+++ Exercise input

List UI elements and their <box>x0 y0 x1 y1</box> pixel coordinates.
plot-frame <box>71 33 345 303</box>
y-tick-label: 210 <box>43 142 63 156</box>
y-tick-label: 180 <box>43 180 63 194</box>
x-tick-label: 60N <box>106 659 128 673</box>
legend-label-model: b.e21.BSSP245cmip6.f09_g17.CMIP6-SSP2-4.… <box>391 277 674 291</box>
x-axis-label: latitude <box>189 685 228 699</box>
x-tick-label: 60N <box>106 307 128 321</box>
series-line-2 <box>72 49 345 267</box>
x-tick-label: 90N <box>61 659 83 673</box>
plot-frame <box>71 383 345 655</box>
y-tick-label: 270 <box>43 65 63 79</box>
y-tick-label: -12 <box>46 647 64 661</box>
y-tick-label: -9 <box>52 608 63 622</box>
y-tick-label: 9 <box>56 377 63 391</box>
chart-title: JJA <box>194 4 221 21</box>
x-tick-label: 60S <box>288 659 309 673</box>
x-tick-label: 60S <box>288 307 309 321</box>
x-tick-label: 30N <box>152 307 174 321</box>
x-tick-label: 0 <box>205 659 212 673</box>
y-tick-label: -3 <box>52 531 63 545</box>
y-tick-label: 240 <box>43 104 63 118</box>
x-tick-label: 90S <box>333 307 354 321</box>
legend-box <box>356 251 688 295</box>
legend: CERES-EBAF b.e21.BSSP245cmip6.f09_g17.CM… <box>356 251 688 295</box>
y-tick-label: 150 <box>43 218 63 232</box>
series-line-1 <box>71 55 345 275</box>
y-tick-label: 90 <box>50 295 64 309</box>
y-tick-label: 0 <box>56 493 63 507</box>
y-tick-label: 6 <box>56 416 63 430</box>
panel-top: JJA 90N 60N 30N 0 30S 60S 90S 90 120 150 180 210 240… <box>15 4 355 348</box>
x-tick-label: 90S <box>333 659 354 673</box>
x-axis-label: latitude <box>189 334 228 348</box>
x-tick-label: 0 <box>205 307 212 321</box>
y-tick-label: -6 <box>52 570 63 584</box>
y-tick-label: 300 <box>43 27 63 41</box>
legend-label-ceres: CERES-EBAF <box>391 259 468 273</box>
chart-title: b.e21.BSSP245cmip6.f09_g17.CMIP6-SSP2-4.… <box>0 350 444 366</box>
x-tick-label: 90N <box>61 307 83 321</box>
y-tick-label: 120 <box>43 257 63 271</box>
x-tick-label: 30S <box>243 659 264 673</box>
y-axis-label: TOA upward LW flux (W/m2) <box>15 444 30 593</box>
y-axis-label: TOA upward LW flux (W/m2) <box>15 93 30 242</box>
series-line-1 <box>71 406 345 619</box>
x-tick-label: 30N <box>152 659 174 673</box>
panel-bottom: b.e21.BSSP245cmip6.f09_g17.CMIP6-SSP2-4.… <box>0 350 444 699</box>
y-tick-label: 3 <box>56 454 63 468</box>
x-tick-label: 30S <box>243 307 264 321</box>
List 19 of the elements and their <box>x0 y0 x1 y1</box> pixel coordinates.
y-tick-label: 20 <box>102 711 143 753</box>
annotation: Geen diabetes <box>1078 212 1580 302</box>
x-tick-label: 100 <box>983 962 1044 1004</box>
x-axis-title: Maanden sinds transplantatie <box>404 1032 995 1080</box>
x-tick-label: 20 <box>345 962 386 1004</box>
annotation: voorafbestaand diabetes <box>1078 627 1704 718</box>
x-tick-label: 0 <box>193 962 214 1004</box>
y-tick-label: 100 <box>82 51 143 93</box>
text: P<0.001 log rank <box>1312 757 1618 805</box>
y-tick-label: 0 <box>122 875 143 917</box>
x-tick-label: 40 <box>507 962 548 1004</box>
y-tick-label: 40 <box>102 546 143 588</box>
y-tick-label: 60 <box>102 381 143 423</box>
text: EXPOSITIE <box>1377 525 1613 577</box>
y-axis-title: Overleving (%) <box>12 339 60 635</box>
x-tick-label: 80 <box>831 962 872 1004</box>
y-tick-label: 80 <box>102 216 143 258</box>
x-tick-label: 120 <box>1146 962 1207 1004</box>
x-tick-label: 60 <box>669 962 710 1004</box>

++++++

▶ Problem to work on
Select each line in the records above that contains the string "title", treating uppercase and lowercase letters as different.

▶ Response to this task
chart-title: JJA <box>194 4 221 21</box>
chart-title: b.e21.BSSP245cmip6.f09_g17.CMIP6-SSP2-4.… <box>0 350 444 366</box>
x-axis-title: Maanden sinds transplantatie <box>404 1032 995 1080</box>
y-axis-title: Overleving (%) <box>12 339 60 635</box>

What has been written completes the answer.